### TASK PROMPT
Render the material from its first line through the line containing "status-bar: 12:17 ···" as a numbered list, leaving out any blank lines.

Page element annotations
● ● ● ● ● ● ●
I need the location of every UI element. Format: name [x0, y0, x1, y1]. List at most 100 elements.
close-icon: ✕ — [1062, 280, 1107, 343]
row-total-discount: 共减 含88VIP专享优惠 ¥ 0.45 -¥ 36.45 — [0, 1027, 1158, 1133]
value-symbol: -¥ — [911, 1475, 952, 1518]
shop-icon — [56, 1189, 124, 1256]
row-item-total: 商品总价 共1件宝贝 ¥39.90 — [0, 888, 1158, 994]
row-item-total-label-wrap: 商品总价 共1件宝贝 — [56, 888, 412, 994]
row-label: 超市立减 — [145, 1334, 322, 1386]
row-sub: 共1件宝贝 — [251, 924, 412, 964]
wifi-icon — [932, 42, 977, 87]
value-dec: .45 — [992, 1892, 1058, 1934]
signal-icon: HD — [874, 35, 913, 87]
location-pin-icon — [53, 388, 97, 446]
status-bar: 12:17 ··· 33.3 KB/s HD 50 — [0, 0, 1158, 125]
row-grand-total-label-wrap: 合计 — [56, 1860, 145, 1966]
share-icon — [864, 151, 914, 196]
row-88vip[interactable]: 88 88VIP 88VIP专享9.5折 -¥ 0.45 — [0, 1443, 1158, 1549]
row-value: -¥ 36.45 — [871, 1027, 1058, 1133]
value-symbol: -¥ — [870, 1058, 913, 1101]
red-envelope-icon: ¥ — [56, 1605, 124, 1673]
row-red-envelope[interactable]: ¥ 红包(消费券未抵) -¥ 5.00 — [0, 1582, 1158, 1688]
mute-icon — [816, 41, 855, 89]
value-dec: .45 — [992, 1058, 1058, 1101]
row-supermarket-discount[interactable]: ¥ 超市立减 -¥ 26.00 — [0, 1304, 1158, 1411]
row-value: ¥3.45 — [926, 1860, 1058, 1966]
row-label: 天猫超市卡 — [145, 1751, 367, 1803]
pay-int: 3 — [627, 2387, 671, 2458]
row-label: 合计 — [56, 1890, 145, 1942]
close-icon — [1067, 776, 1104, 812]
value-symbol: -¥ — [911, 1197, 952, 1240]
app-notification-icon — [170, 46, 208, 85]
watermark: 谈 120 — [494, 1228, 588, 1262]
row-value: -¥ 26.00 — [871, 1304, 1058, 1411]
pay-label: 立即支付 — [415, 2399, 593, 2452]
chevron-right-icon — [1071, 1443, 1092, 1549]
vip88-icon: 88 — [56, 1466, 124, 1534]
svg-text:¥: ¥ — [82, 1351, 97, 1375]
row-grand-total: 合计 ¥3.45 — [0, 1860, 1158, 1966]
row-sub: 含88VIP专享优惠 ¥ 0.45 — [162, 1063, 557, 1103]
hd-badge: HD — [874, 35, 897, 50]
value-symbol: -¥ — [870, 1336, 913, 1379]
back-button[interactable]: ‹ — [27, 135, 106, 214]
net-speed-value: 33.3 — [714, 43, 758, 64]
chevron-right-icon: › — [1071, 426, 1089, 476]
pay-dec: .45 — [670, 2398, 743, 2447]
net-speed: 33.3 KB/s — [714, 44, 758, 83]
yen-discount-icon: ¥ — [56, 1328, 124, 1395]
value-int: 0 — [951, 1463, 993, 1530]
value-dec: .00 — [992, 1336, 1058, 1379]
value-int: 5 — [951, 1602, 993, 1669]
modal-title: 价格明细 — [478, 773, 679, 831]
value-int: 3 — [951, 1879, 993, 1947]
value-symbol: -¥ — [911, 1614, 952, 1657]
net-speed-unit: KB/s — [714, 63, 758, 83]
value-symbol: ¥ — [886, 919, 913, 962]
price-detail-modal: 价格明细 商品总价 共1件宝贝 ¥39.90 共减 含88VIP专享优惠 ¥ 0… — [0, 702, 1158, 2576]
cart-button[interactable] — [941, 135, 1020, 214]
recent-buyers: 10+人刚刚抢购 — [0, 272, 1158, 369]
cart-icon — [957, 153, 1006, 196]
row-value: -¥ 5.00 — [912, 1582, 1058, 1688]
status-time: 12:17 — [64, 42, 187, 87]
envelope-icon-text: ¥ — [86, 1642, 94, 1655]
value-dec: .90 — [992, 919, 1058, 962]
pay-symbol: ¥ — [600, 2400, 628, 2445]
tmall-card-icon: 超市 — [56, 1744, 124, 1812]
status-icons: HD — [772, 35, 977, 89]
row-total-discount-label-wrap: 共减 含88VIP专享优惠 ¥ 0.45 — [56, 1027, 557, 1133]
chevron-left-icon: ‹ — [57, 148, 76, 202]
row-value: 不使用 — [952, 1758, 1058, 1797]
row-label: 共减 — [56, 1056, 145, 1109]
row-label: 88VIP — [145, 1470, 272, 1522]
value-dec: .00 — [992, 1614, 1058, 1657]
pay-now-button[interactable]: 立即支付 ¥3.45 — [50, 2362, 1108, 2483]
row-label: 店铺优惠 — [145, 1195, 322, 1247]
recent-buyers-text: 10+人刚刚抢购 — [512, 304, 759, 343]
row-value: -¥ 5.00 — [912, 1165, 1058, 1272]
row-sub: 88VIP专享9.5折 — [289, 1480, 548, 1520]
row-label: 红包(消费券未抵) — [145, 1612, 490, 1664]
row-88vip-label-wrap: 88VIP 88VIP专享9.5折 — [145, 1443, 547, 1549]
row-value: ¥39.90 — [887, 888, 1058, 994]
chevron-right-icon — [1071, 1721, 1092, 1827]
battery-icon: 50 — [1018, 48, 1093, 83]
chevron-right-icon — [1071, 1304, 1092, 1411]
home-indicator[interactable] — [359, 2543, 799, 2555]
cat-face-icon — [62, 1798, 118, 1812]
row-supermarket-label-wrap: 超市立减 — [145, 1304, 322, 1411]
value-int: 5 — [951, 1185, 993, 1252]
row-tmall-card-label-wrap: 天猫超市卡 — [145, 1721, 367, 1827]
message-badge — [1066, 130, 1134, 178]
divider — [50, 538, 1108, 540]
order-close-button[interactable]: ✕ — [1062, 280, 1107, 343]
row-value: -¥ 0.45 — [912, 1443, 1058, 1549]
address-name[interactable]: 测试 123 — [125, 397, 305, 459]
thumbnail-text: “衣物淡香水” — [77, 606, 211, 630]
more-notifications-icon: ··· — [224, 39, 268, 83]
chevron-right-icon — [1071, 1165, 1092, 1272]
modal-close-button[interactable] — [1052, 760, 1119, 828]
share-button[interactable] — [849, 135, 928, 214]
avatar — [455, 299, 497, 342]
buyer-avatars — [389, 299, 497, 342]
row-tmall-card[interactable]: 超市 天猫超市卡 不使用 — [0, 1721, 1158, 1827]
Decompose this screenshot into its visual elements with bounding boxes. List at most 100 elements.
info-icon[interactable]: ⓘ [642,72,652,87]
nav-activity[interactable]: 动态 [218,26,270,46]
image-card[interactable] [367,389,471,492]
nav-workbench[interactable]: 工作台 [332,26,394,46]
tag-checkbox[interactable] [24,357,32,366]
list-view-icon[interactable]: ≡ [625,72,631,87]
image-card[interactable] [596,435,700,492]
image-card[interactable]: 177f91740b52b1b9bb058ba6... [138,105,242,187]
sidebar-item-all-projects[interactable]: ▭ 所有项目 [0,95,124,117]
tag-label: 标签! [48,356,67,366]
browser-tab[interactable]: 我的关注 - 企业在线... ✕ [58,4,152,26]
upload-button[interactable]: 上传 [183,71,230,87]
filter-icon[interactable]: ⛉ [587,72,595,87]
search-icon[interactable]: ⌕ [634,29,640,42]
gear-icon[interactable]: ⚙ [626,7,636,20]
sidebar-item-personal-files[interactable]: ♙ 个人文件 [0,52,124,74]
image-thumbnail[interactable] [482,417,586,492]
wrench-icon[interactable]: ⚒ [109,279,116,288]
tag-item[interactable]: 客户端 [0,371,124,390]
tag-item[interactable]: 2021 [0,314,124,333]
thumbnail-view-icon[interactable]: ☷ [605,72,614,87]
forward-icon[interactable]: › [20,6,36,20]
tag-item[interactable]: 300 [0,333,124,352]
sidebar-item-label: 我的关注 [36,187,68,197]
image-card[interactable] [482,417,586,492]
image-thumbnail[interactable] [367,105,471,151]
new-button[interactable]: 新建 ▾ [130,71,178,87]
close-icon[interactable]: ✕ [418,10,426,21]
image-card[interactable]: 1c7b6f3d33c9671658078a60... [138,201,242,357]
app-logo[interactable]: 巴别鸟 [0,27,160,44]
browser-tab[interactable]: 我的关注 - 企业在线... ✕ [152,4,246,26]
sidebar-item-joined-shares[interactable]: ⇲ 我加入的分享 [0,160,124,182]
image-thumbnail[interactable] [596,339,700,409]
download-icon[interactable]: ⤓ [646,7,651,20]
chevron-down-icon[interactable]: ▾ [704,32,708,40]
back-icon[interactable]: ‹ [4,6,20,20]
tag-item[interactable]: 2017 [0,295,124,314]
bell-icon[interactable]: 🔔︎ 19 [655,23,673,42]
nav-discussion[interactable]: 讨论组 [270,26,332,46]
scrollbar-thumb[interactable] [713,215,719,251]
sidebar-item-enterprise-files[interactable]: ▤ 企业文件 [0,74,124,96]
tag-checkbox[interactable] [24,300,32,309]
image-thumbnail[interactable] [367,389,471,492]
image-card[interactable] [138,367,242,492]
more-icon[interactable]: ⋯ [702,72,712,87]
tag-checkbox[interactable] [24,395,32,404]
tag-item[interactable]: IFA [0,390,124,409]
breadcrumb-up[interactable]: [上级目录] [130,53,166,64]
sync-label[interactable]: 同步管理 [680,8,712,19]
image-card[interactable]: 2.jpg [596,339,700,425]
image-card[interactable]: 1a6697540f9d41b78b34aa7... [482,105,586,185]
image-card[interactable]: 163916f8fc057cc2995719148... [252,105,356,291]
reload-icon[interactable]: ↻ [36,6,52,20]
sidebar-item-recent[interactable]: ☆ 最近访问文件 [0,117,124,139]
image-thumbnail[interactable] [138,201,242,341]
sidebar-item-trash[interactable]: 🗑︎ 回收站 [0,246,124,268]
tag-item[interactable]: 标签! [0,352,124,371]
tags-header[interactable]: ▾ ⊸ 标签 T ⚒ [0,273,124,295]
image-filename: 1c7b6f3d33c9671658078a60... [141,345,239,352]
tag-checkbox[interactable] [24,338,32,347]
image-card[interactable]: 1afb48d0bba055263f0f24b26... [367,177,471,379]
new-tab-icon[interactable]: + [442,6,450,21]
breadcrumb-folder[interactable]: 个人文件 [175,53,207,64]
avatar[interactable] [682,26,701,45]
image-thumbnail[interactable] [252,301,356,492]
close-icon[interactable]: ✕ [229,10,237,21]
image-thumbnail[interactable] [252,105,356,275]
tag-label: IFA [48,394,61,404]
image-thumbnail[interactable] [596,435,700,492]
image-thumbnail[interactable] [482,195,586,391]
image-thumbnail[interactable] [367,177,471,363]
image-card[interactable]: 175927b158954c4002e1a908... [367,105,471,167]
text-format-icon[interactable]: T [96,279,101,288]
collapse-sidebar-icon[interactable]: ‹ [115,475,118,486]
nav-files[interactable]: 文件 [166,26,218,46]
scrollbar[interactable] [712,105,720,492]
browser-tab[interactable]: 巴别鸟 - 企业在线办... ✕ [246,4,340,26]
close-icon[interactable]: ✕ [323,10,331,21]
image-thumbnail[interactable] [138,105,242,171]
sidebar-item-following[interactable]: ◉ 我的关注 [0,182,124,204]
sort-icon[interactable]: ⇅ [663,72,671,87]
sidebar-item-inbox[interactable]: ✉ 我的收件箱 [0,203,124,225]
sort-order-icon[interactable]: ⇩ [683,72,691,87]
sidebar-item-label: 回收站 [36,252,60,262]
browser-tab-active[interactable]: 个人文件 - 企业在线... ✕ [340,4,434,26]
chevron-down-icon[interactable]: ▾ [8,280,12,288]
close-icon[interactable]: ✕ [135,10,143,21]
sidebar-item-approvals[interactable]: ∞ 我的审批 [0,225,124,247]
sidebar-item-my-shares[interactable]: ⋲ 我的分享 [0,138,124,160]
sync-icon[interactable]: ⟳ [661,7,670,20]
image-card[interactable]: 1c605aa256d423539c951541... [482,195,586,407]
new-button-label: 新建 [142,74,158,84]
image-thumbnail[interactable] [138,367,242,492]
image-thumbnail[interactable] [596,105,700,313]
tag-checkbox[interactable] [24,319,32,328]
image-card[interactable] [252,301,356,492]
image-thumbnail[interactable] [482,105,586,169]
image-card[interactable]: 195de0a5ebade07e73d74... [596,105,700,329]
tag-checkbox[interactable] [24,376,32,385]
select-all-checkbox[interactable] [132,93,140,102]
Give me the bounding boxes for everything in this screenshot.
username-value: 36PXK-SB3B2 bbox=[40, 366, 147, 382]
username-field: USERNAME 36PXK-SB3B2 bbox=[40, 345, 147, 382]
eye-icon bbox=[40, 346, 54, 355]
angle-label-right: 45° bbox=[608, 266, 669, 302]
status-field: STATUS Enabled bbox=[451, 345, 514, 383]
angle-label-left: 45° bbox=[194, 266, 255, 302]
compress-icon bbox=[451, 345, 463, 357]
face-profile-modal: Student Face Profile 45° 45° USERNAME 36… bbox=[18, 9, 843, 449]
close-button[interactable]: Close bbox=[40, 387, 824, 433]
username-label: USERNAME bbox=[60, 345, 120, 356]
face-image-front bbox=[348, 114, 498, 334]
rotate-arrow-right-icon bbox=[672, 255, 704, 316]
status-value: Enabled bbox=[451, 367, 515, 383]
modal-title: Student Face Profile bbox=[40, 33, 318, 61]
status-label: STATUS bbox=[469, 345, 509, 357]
● ● ● ● ● ● ●
### ANSWER TO THIS TASK
1. I need the location of every UI element. Format: name [x0, y0, x1, y1]. List at most 100 elements.
2. close-icon: ✕ — [1062, 280, 1107, 343]
3. row-total-discount: 共减 含88VIP专享优惠 ¥ 0.45 -¥ 36.45 — [0, 1027, 1158, 1133]
4. value-symbol: -¥ — [911, 1475, 952, 1518]
5. shop-icon — [56, 1189, 124, 1256]
6. row-item-total: 商品总价 共1件宝贝 ¥39.90 — [0, 888, 1158, 994]
7. row-item-total-label-wrap: 商品总价 共1件宝贝 — [56, 888, 412, 994]
8. row-label: 超市立减 — [145, 1334, 322, 1386]
9. row-sub: 共1件宝贝 — [251, 924, 412, 964]
10. wifi-icon — [932, 42, 977, 87]
11. value-dec: .45 — [992, 1892, 1058, 1934]
12. signal-icon: HD — [874, 35, 913, 87]
13. location-pin-icon — [53, 388, 97, 446]
14. status-bar: 12:17 ··· 33.3 KB/s HD 50 — [0, 0, 1158, 125]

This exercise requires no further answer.